### Records provided:

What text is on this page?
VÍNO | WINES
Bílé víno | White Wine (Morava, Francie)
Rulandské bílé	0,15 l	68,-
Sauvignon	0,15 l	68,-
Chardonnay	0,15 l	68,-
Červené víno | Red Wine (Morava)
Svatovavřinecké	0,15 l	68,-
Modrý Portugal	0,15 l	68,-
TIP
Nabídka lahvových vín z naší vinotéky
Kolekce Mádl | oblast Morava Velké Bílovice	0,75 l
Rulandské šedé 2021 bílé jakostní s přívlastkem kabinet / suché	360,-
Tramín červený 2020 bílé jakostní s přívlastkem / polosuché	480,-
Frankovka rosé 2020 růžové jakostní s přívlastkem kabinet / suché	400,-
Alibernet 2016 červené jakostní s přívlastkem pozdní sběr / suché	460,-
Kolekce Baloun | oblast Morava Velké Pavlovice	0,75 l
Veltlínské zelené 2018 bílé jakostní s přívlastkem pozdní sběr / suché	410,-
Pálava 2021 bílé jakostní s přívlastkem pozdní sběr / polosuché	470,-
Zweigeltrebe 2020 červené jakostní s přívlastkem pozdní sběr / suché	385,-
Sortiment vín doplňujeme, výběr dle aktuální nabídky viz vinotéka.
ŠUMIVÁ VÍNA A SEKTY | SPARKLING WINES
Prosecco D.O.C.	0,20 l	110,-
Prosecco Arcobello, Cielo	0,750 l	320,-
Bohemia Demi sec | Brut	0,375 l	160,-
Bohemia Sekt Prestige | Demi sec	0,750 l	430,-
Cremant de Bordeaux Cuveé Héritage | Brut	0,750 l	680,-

### Stated task:
Return, from the data, each line that has the word "Demi" in it.

### Task response:
Bohemia Demi sec | Brut	0,375 l	160,-
Bohemia Sekt Prestige | Demi sec	0,750 l	430,-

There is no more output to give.